Senator COONEY(8.12) —The Opposition's opposition to this package of Corporations Bills is based on its view that they are not constitutionally viable. I understand that the Opposition is happy with the rest of the issues that are before the Senate. In other words, the general thrust of the legislation, so far as the Opposition is concerned, is good. Honourable senators opposite say simply that it should be left to the Ministerial Council for Companies and Securities, that the Ministerial Council has all the wisdom in the world, that there is nothing wrong with it, that it is a group of reasonable men and women who go round interested in only one thing: cooperation and getting ahead with administering the corporate sector of this community-a most important sector indeed.

It was all very interesting when the Senate Select Committee on Corporations Legislation that looked into this Bill was going round Australia and talking to all sorts of people. It was accompanied by Mr Brian O'Callaghan, who is in the chamber at the moment. He gave the Committee considerable help. We discussed the issue of cooperation with various Attorneys-General. During those discussions the Attorney-General for South Australia, Mr Sumner, and the Attorney-General for Victoria, Mr McCutcheon, said that the cooperative system could be, and should be, maintained on the basis of more power being given to the Commonwealth, and that if the Commonwealth could not come to an agreement with the States on such issues as mergers and takeovers, the Commonwealth would prevail-but only after discussions with the general Ministerial Council. That seemed a very reasonable proposition. Indeed, some of us on the Committee thought that perhaps it was the way we ought to go. If we had had Senator Durack's assurance that all these men-I think that they are all men-are reasonable people, perhaps that is the way we could have gone.

But what happened? When this suggestion was put to the Attorney-General of New South Wales he moved back several feet, metaphorically speaking, and said, `No, we can't have that sort of movement'. Anyone looking at the track record on this issue will see that the sorts of agreements that one might want for a perfect, or near perfect, system are lacking, and one does not get the sort of agreement that has been lauded so much today by honourable senators opposite.

This reminds me very much of how the Co-operative Scheme Legislation Amendment Bill 1989 comes before us. It is a very thick Bill indeed, going to 160 pages. Of course, legislation which should have been passed long ago was forthcoming only when the threat of Federal legislation was seen. In other words, the Co-operative Scheme Legislation Amendment Bill 1989 finds its way into this chamber in the context of the Commonwealth wanting to move and, as I will indicate later, move properly to bring some better sense and some better effect to the law governing corporations in this country.
+++
- [The tasks]
**1.** Echo the Senate speech word for word, beginning at the words "This reminds me" and stopping after "in this country.".
**2.** In the Senate speech, how many pages does the Co-operative Scheme Legislation Amendment Bill 1989 run to?
**3.** Does each statement agree with the Senate speech? Answer yes or no for each and quote the deciding words.
(a) The Attorney-General for Victoria was Mr Sumner.
(b) Mr Brian O'Callaghan accompanied the Senate Select Committee on Corporations Legislation.
(c) The Opposition opposes the Corporations Bills because it considers them not constitutionally viable.
The listing that comes next is separate material with no connection to the Senate speech.
+++
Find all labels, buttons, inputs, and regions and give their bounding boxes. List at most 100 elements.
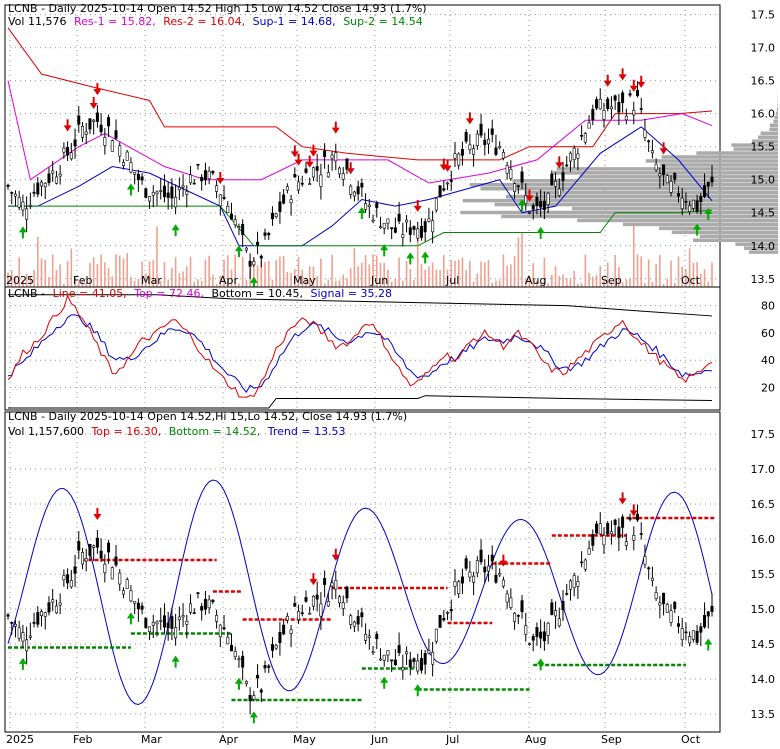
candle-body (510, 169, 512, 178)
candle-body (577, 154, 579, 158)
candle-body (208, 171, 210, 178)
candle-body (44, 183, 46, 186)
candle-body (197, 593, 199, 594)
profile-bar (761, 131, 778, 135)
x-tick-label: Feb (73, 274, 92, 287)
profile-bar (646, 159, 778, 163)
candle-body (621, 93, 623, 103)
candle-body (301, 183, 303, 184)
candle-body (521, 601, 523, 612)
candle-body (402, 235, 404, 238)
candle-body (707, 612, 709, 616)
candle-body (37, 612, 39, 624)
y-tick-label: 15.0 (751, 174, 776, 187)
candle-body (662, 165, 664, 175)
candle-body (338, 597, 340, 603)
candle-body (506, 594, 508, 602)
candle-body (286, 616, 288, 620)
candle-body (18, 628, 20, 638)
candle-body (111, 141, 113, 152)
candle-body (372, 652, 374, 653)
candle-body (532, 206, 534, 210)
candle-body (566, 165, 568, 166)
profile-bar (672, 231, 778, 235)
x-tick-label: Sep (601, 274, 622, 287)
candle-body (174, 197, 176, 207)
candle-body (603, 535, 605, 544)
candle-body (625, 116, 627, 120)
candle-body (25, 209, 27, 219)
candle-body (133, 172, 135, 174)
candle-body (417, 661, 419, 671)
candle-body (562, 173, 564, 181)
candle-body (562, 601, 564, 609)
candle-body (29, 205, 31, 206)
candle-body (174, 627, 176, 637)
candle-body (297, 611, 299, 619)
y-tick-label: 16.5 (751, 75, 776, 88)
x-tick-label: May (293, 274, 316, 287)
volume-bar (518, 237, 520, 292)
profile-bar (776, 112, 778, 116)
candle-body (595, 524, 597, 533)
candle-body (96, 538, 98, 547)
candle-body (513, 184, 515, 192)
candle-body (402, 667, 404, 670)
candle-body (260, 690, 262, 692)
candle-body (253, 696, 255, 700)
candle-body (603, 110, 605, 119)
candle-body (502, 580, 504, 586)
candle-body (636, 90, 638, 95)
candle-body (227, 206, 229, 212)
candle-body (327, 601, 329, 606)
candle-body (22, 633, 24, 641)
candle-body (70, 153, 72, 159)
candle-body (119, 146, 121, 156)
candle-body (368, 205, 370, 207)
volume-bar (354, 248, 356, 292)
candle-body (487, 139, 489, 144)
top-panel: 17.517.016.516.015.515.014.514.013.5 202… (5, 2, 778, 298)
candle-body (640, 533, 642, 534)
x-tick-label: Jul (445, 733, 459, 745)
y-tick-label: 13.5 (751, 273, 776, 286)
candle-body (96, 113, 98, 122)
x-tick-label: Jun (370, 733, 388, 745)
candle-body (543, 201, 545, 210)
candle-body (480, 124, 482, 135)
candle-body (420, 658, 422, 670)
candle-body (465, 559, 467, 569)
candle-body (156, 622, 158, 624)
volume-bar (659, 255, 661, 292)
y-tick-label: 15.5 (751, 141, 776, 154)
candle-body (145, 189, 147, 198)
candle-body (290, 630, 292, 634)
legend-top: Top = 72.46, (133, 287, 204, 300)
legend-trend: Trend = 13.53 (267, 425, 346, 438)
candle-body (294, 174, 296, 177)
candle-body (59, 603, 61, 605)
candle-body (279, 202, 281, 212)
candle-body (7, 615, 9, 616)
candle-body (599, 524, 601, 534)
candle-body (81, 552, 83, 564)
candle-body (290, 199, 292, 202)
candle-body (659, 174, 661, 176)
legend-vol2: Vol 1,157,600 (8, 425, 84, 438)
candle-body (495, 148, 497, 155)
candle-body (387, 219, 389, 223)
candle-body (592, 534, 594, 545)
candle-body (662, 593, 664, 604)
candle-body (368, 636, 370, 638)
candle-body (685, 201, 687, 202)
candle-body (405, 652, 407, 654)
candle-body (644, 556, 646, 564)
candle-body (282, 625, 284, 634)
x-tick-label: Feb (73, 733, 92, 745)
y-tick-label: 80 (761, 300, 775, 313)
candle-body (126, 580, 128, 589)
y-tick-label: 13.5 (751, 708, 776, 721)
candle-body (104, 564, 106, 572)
+++
- [Task responses]
**1.**
This reminds me very much of how the Co-operative Scheme Legislation Amendment Bill 1989 comes before us. It is a very thick Bill indeed, going to 160 pages. Of course, legislation which should have been passed long ago was forthcoming only when the threat of Federal legislation was seen. In other words, the Co-operative Scheme Legislation Amendment Bill 1989 finds its way into this chamber in the context of the Commonwealth wanting to move and, as I will indicate later, move properly to bring some better sense and some better effect to the law governing corporations in this country.

**2.** 160 pages.

**3.**
(a) No: "the Attorney-General for Victoria, Mr McCutcheon"
(b) Yes: "It was accompanied by Mr Brian O'Callaghan"
(c) Yes: "based on its view that they are not constitutionally viable"